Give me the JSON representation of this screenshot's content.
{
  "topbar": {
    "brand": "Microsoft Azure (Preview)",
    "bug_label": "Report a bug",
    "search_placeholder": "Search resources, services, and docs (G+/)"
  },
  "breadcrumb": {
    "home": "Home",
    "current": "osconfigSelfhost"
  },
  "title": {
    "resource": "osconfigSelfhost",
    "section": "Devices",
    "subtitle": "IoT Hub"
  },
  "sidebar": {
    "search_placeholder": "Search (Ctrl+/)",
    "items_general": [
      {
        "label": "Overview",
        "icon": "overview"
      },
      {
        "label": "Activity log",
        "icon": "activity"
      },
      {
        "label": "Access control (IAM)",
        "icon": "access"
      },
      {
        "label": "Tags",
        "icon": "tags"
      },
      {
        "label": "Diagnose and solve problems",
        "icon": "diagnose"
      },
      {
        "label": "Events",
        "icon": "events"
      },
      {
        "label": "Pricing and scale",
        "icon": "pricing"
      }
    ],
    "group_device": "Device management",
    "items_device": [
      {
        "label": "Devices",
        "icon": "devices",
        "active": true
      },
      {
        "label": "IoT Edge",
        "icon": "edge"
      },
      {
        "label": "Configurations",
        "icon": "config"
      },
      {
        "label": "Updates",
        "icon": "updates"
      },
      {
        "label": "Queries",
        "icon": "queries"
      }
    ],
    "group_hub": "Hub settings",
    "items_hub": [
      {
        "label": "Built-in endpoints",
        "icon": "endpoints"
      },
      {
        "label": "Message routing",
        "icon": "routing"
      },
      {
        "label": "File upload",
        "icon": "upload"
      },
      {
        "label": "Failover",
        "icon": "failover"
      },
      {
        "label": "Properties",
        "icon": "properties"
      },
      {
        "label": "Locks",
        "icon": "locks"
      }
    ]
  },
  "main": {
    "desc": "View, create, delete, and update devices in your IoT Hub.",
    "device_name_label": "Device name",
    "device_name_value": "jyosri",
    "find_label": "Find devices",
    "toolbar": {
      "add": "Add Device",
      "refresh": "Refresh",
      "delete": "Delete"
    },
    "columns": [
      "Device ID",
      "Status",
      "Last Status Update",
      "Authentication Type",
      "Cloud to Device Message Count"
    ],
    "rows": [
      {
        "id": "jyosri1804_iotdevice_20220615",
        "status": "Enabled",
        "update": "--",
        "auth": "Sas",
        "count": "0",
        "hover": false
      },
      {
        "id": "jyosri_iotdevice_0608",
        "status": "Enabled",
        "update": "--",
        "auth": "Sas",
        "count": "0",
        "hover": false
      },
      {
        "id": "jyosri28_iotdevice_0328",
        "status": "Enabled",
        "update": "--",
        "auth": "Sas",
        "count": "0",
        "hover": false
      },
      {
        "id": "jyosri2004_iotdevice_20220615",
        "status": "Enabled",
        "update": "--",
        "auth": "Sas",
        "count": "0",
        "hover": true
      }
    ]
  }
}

# # # #

Work instructions: Restate every entry word for word.

Exercise response:
Give me the JSON representation of this screenshot's content.
{
  "topbar": {
    "brand": "Microsoft Azure (Preview)",
    "bug_label": "Report a bug",
    "search_placeholder": "Search resources, services, and docs (G+/)"
  },
  "breadcrumb": {
    "home": "Home",
    "current": "osconfigSelfhost"
  },
  "title": {
    "resource": "osconfigSelfhost",
    "section": "Devices",
    "subtitle": "IoT Hub"
  },
  "sidebar": {
    "search_placeholder": "Search (Ctrl+/)",
    "items_general": [
      {
        "label": "Overview",
        "icon": "overview"
      },
      {
        "label": "Activity log",
        "icon": "activity"
      },
      {
        "label": "Access control (IAM)",
        "icon": "access"
      },
      {
        "label": "Tags",
        "icon": "tags"
      },
      {
        "label": "Diagnose and solve problems",
        "icon": "diagnose"
      },
      {
        "label": "Events",
        "icon": "events"
      },
      {
        "label": "Pricing and scale",
        "icon": "pricing"
      }
    ],
    "group_device": "Device management",
    "items_device": [
      {
        "label": "Devices",
        "icon": "devices",
        "active": true
      },
      {
        "label": "IoT Edge",
        "icon": "edge"
      },
      {
        "label": "Configurations",
        "icon": "config"
      },
      {
        "label": "Updates",
        "icon": "updates"
      },
      {
        "label": "Queries",
        "icon": "queries"
      }
    ],
    "group_hub": "Hub settings",
    "items_hub": [
      {
        "label": "Built-in endpoints",
        "icon": "endpoints"
      },
      {
        "label": "Message routing",
        "icon": "routing"
      },
      {
        "label": "File upload",
        "icon": "upload"
      },
      {
        "label": "Failover",
        "icon": "failover"
      },
      {
        "label": "Properties",
        "icon": "properties"
      },
      {
        "label": "Locks",
        "icon": "locks"
      }
    ]
  },
  "main": {
    "desc": "View, create, delete, and update devices in your IoT Hub.",
    "device_name_label": "Device name",
    "device_name_value": "jyosri",
    "find_label": "Find devices",
    "toolbar": {
      "add": "Add Device",
      "refresh": "Refresh",
      "delete": "Delete"
    },
    "columns": [
      "Device ID",
      "Status",
      "Last Status Update",
      "Authentication Type",
      "Cloud to Device Message Count"
    ],
    "rows": [
      {
        "id": "jyosri1804_iotdevice_20220615",
        "status": "Enabled",
        "update": "--",
        "auth": "Sas",
        "count": "0",
        "hover": false
      },
      {
        "id": "jyosri_iotdevice_0608",
        "status": "Enabled",
        "update": "--",
        "auth": "Sas",
        "count": "0",
        "hover": false
      },
      {
        "id": "jyosri28_iotdevice_0328",
        "status": "Enabled",
        "update": "--",
        "auth": "Sas",
        "count": "0",
        "hover": false
      },
      {
        "id": "jyosri2004_iotdevice_20220615",
        "status": "Enabled",
        "update": "--",
        "auth": "Sas",
        "count": "0",
        "hover": true
      }
    ]
  }
}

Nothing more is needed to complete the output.